**Exercise requirements:** Your task is to gather the lines below that hold the string "following".

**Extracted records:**
○ ○ ○ ○ ○ ○ ○

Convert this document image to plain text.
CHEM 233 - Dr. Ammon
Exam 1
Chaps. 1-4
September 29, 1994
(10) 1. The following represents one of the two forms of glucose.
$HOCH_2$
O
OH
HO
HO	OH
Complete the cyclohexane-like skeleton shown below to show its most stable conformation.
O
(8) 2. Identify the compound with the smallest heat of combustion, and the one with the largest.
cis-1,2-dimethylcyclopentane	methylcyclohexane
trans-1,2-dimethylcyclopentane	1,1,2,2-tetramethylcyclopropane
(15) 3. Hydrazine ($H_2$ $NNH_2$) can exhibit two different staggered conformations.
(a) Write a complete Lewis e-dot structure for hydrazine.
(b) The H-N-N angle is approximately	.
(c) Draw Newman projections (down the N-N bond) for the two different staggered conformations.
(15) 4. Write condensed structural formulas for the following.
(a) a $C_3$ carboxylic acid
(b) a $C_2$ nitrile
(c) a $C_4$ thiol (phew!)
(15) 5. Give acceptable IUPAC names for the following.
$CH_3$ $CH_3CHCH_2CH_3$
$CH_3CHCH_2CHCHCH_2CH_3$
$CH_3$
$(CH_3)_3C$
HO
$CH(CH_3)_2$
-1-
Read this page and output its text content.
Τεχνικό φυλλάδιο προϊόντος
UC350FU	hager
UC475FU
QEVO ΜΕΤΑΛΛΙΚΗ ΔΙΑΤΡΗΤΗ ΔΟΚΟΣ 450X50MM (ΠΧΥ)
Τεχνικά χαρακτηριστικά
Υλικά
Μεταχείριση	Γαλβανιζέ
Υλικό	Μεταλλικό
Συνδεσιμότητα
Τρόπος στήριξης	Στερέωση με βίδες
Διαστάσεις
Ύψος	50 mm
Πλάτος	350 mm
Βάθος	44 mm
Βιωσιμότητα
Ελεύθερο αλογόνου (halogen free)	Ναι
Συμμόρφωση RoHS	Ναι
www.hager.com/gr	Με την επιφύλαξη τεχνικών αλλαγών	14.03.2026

○ ○ ○ ○ ○ ○ ○

**Result of the task:**
(10) 1. The following represents one of the two forms of glucose.
(15) 4. Write condensed structural formulas for the following.
(15) 5. Give acceptable IUPAC names for the following.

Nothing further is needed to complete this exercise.